LESETEXT
#####

Eine Chronologe der Ereignisse der letzten Tage:

  • 23. September:

Die WKStA beantragt beim Richter Hausdurchsuchungen u.a. im Bundeskanzleramt, im Finanzministerium, in der ÖVP-Zentrale und der Mediengruppe "Österreich".

  • 28. September:

ÖVP-Vize-Generalsekretärin Gabriela Schwarz gibt eine "Stellungnahme zu Medienanfragen zu angeblich weiteren Ermittlungsschritten gegen die ÖVP" ab. "Hausdurchsuchungen sind meiner Meinung nach völlig sinnlos und noch einmal, es ist auch nichts zu finden", sagt sie bei diesem Auftritt.

  • 29. September:

Der zuständige Richter genehmigt die Anordnung für die Hausdurchsuchungen.

  • 4. Oktober:

Die Genehmigung geht zurück an die Staatsanwaltschaft.

  • 5. Oktober:

Die Razzien der WKStA starten im Umfeld der Assistentin von Ex-ÖBAG-Chef Thomas Schmid.

Der türkise Ex-U-Ausschuss-Fraktionschef Andreas Hanger gibt eine Pressekonferenz und macht dort „linke Zellen" in der Korruptionsstaatsanwaltschaft aus und befürchtete Hausdurchsuchungen in der ÖVP.

  • 6. Oktober:

Im Bundeskanzleramt und Büros im Finanzministerium werden Razzien durchgeführt. Betroffen waren unter anderem Kanzlersprecher Johannes Frischmann, Kurz' Medienbeauftragter Gerald Fleischmann und Kurz-Berater Stefan Steiner.

ÖVP-Klubchef August Wöginger zeigt sich am Rande des Ministerrats empört. Er spricht von einer "Unzahl an falschen Behauptungen". Grünen-Klubchefin Sigrid Maurer erklärt knapp: „Wir haben vollstes Vertrauen in die Justiz. Wir werden sehen, wie es weitergeht."

Die Opposition fordert den Rücktritt von Kurz und beantragt geschlossen eine Sondersitzung des Parlaments.

Kurz nimmt in der „ZiB2" zu den Vorwürfen Stellung und weist sie vehement zurück.

  • 7. Oktober:

Die Grünen stellen die Handlungsfähigkeit des Kanzlers infrage. Parteichef Werner Kogler lädt alle Klubobleute zu Gesprächen ein.

Die Bundes-ÖVP schickt eine OTS aus, wonach sich alle Teilorganisationen hinter Kurz stellen.

Die Tiroler-ÖVP schickt eine OTS aus, wonach sich auch alle Landeshauptleute hinter Kurz stellen.

Bundespräsident Alexander Van der Bellen empfängt Kurz, Kogler und SPÖ-Chefin Pamela Rendi-Wagner. Kurz sagt danach: „Wir stehen bereit, die Arbeit fortzusetzen."

Die Präsidiale des Nationalrats einigt sich darauf, die Sondersitzung am kommenden Dienstag abzuhalten. Die Opposition wird dort einen Misstrauensantrag gegen Kurz einbringen. Wie die Grünen abstimmen werden, ist noch unklar.

#####

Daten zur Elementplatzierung
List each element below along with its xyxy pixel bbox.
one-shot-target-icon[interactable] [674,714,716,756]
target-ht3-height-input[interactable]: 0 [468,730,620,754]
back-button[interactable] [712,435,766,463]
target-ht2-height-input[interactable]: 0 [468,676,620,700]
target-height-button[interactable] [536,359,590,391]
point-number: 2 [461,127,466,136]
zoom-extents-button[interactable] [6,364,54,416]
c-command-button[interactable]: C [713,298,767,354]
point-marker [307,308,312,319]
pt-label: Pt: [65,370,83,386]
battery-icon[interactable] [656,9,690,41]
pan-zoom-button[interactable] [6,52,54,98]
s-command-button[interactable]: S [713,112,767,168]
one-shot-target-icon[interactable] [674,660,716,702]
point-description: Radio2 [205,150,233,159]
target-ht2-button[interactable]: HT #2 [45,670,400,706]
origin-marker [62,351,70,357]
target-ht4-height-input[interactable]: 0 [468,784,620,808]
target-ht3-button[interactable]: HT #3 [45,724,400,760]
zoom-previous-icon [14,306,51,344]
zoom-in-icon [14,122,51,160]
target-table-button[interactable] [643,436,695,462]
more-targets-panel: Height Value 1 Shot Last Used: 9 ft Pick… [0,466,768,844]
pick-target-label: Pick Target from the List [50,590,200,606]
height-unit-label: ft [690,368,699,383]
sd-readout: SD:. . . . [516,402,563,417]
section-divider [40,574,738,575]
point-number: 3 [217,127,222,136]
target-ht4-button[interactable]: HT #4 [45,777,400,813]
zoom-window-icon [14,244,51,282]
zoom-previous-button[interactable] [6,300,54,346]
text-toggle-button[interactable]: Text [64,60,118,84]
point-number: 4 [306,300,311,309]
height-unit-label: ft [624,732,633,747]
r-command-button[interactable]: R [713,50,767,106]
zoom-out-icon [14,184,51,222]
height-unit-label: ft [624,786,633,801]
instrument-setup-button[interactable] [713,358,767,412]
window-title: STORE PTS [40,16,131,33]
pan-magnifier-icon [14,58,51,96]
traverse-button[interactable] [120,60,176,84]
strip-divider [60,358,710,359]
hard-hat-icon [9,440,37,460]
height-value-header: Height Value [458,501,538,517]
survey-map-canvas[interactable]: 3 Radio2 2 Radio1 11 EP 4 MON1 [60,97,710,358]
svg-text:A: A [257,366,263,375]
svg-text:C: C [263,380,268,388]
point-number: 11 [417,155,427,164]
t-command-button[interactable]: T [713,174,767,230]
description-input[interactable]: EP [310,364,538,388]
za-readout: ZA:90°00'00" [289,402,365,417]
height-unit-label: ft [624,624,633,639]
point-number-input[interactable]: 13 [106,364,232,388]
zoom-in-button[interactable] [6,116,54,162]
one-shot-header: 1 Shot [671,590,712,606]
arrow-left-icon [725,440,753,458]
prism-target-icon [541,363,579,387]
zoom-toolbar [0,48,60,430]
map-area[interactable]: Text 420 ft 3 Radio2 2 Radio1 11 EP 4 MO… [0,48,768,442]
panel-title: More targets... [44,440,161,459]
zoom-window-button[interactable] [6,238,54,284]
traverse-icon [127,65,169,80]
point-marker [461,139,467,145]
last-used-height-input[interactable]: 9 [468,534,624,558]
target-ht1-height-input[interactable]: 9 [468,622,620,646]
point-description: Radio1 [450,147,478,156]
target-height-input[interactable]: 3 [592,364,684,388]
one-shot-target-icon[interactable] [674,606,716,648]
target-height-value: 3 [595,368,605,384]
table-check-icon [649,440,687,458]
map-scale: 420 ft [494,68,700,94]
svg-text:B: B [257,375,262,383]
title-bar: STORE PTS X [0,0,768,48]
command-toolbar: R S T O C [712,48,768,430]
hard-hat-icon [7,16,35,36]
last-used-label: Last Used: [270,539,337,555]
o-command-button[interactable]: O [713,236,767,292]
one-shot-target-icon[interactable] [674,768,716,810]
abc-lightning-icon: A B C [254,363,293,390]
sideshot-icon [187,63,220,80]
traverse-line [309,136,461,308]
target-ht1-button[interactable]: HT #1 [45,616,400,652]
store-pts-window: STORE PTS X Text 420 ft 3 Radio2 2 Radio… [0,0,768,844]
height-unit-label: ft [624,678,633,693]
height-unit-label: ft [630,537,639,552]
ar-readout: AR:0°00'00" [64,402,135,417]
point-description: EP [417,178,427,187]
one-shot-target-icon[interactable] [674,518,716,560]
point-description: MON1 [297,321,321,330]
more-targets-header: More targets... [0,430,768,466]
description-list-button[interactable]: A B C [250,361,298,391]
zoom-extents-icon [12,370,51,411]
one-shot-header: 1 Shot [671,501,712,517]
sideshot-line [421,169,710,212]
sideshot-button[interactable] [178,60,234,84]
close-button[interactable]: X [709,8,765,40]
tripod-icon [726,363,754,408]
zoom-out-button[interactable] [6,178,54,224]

#####

AUFGABENSTELLUNG
Wen empfängt Bundespräsident Alexander Van der Bellen laut der Chronik der Ereignisse am 7. Oktober?

ERGEBNIS DER ÜBUNG
Kurz, Kogler und SPÖ-Chefin Pamela Rendi-Wagner.